WHAT YOU HAVE TO DO: Among the entries below, find how many lines carry the word "atlantic" and state only that figure.

::: EXCERPTED DATA

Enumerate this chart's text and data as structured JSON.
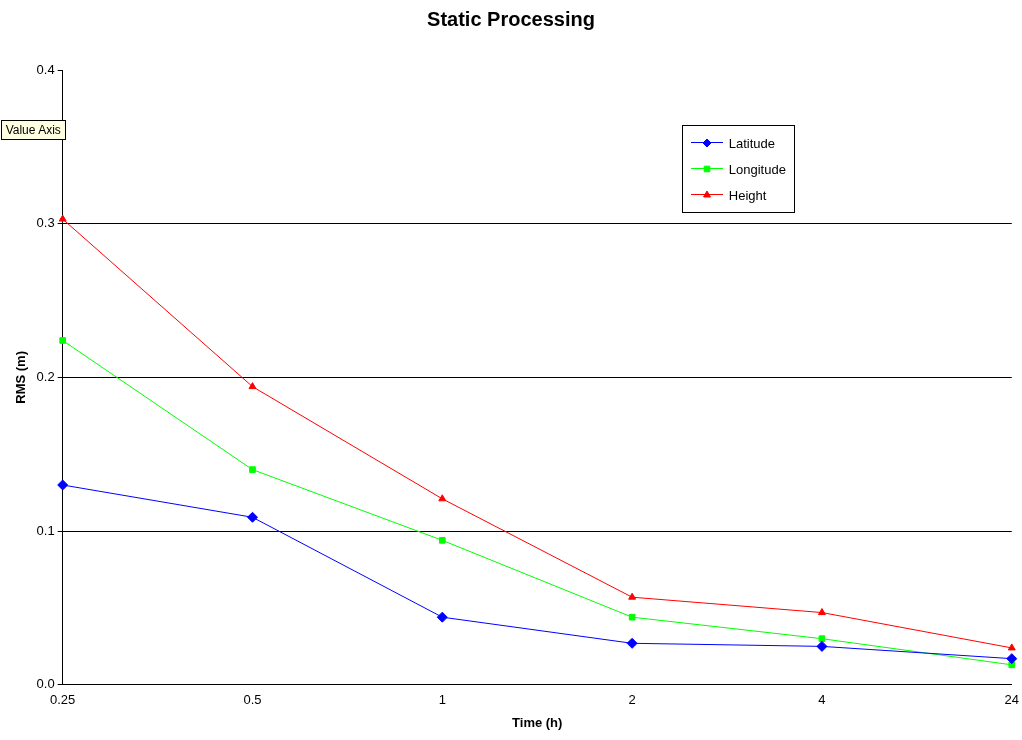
{
  "chart_data": {
    "type": "line",
    "title": "Static Processing",
    "xlabel": "Time (h)",
    "ylabel": "RMS (m)",
    "categories": [
      "0.25",
      "0.5",
      "1",
      "2",
      "4",
      "24"
    ],
    "series": [
      {
        "name": "Latitude",
        "color": "#0000ff",
        "marker": "diamond",
        "values": [
          0.13,
          0.109,
          0.044,
          0.027,
          0.025,
          0.017
        ]
      },
      {
        "name": "Longitude",
        "color": "#00ff00",
        "marker": "square",
        "values": [
          0.224,
          0.14,
          0.094,
          0.044,
          0.03,
          0.013
        ]
      },
      {
        "name": "Height",
        "color": "#ff0000",
        "marker": "triangle",
        "values": [
          0.303,
          0.194,
          0.121,
          0.057,
          0.047,
          0.024
        ]
      }
    ],
    "ylim": [
      0,
      0.4
    ],
    "yticks": [
      {
        "value": 0,
        "label": "0.0"
      },
      {
        "value": 0.1,
        "label": "0.1"
      },
      {
        "value": 0.2,
        "label": "0.2"
      },
      {
        "value": 0.3,
        "label": "0.3"
      },
      {
        "value": 0.4,
        "label": "0.4"
      }
    ],
    "grid": "y",
    "legend": "top right",
    "line_style": "solid",
    "annotations": [
      "Value Axis"
    ]
  }
}
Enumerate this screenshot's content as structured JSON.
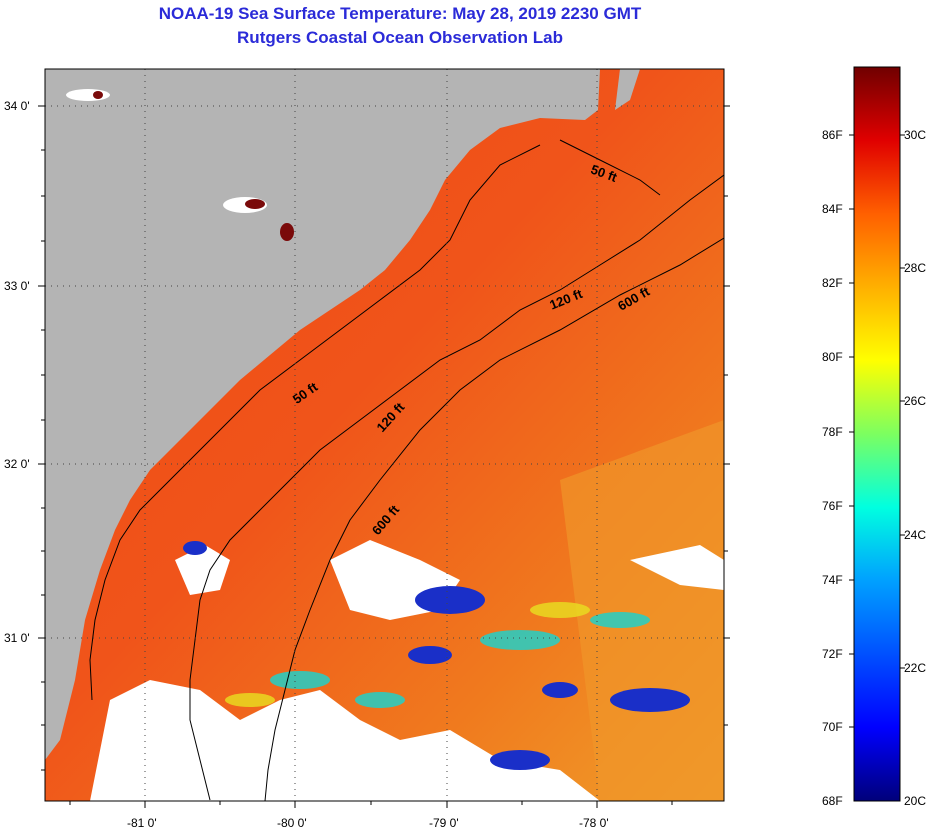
{
  "header": {
    "title": "NOAA-19 Sea Surface Temperature:  May 28, 2019 2230 GMT",
    "subtitle": "Rutgers Coastal Ocean Observation Lab"
  },
  "map": {
    "lat_labels": [
      "34 0'",
      "33 0'",
      "32 0'",
      "31 0'"
    ],
    "lon_labels": [
      "-81 0'",
      "-80 0'",
      "-79 0'",
      "-78 0'"
    ],
    "contours": [
      "50 ft",
      "120 ft",
      "600 ft",
      "50 ft",
      "120 ft",
      "600 ft"
    ]
  },
  "colorbar": {
    "fahrenheit": [
      "86F",
      "84F",
      "82F",
      "80F",
      "78F",
      "76F",
      "74F",
      "72F",
      "70F",
      "68F"
    ],
    "celsius": [
      "30C",
      "28C",
      "26C",
      "24C",
      "22C",
      "20C"
    ]
  },
  "colors": {
    "title": "#2b2bd8",
    "land": "#b4b4b4",
    "ocean_warm": "#f04a10",
    "ocean_mid": "#f08a1c",
    "cold_patch": "#1a2fc8",
    "cloud": "#ffffff"
  }
}
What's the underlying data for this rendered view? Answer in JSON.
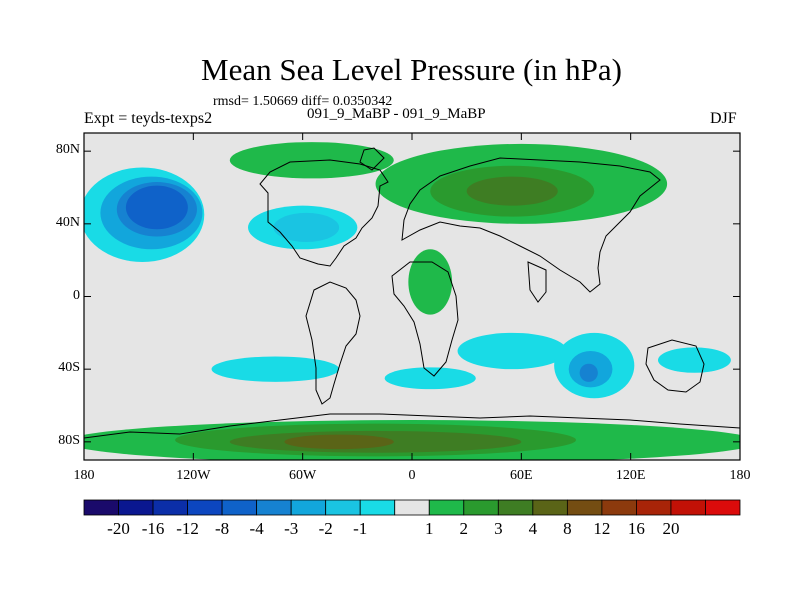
{
  "title": "Mean Sea Level Pressure (in hPa)",
  "stats": "rmsd= 1.50669 diff= 0.0350342",
  "subtitle_left": "Expt = teyds-texps2",
  "subtitle_center": "091_9_MaBP - 091_9_MaBP",
  "subtitle_right": "DJF",
  "map": {
    "projection": "cylindrical equidistant",
    "lon_range": [
      -180,
      180
    ],
    "lat_range": [
      -90,
      90
    ],
    "y_ticks": [
      {
        "label": "80N",
        "lat": 80
      },
      {
        "label": "40N",
        "lat": 40
      },
      {
        "label": "0",
        "lat": 0
      },
      {
        "label": "40S",
        "lat": -40
      },
      {
        "label": "80S",
        "lat": -80
      }
    ],
    "x_ticks": [
      {
        "label": "180",
        "lon": -180
      },
      {
        "label": "120W",
        "lon": -120
      },
      {
        "label": "60W",
        "lon": -60
      },
      {
        "label": "0",
        "lon": 0
      },
      {
        "label": "60E",
        "lon": 60
      },
      {
        "label": "120E",
        "lon": 120
      },
      {
        "label": "180",
        "lon": 180
      }
    ]
  },
  "colorbar": {
    "colors": [
      "#1a0a6b",
      "#0a1790",
      "#0b2ea8",
      "#0c46bf",
      "#0f62c9",
      "#1682d1",
      "#12a6dc",
      "#1ac4e2",
      "#19dbe6",
      "#e5e5e5",
      "#1fb94a",
      "#2a9a2e",
      "#3e7d23",
      "#5a6417",
      "#744d12",
      "#8c3a0d",
      "#a82408",
      "#c21106",
      "#db0b0b"
    ],
    "labels": [
      "-20",
      "-16",
      "-12",
      "-8",
      "-4",
      "-3",
      "-2",
      "-1",
      "1",
      "2",
      "3",
      "4",
      "8",
      "12",
      "16",
      "20"
    ],
    "label_boxes": [
      1,
      2,
      3,
      4,
      5,
      6,
      7,
      8,
      10,
      11,
      12,
      13,
      14,
      15,
      16,
      17
    ]
  },
  "regions": [
    {
      "name": "north-pacific-low-outer",
      "color": "#19dbe6",
      "lon": -148,
      "lat": 45,
      "rlon": 34,
      "rlat": 26
    },
    {
      "name": "north-pacific-low-2",
      "color": "#12a6dc",
      "lon": -143,
      "lat": 46,
      "rlon": 28,
      "rlat": 20
    },
    {
      "name": "north-pacific-low-3",
      "color": "#1682d1",
      "lon": -140,
      "lat": 48,
      "rlon": 22,
      "rlat": 15
    },
    {
      "name": "north-pacific-low-core",
      "color": "#0f62c9",
      "lon": -140,
      "lat": 49,
      "rlon": 17,
      "rlat": 12
    },
    {
      "name": "north-atlantic-low-outer",
      "color": "#19dbe6",
      "lon": -60,
      "lat": 38,
      "rlon": 30,
      "rlat": 12
    },
    {
      "name": "north-atlantic-low-core",
      "color": "#1ac4e2",
      "lon": -58,
      "lat": 38,
      "rlon": 18,
      "rlat": 8
    },
    {
      "name": "south-pacific-low",
      "color": "#19dbe6",
      "lon": -75,
      "lat": -40,
      "rlon": 35,
      "rlat": 7
    },
    {
      "name": "south-atlantic-low",
      "color": "#19dbe6",
      "lon": 10,
      "lat": -45,
      "rlon": 25,
      "rlat": 6
    },
    {
      "name": "south-indian-low-west",
      "color": "#19dbe6",
      "lon": 55,
      "lat": -30,
      "rlon": 30,
      "rlat": 10
    },
    {
      "name": "south-indian-low-east",
      "color": "#19dbe6",
      "lon": 100,
      "lat": -38,
      "rlon": 22,
      "rlat": 18
    },
    {
      "name": "south-indian-low-core",
      "color": "#12a6dc",
      "lon": 98,
      "lat": -40,
      "rlon": 12,
      "rlat": 10
    },
    {
      "name": "south-indian-low-center",
      "color": "#1682d1",
      "lon": 97,
      "lat": -42,
      "rlon": 5,
      "rlat": 5
    },
    {
      "name": "tasman-low",
      "color": "#19dbe6",
      "lon": 155,
      "lat": -35,
      "rlon": 20,
      "rlat": 7
    },
    {
      "name": "north-canada-high",
      "color": "#1fb94a",
      "lon": -55,
      "lat": 75,
      "rlon": 45,
      "rlat": 10
    },
    {
      "name": "eurasia-high-outer",
      "color": "#1fb94a",
      "lon": 60,
      "lat": 62,
      "rlon": 80,
      "rlat": 22
    },
    {
      "name": "eurasia-high-mid",
      "color": "#2a9a2e",
      "lon": 55,
      "lat": 58,
      "rlon": 45,
      "rlat": 14
    },
    {
      "name": "eurasia-high-core",
      "color": "#3e7d23",
      "lon": 55,
      "lat": 58,
      "rlon": 25,
      "rlat": 8
    },
    {
      "name": "africa-high",
      "color": "#1fb94a",
      "lon": 10,
      "lat": 8,
      "rlon": 12,
      "rlat": 18
    },
    {
      "name": "antarctic-high-outer",
      "color": "#1fb94a",
      "lon": 0,
      "lat": -80,
      "rlon": 190,
      "rlat": 12
    },
    {
      "name": "antarctic-high-mid",
      "color": "#2a9a2e",
      "lon": -20,
      "lat": -79,
      "rlon": 110,
      "rlat": 9
    },
    {
      "name": "antarctic-high-core",
      "color": "#3e7d23",
      "lon": -20,
      "lat": -80,
      "rlon": 80,
      "rlat": 6
    },
    {
      "name": "antarctic-high-peak",
      "color": "#5a6417",
      "lon": -40,
      "lat": -80,
      "rlon": 30,
      "rlat": 4
    }
  ]
}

::::::

FINAL RESULT: 3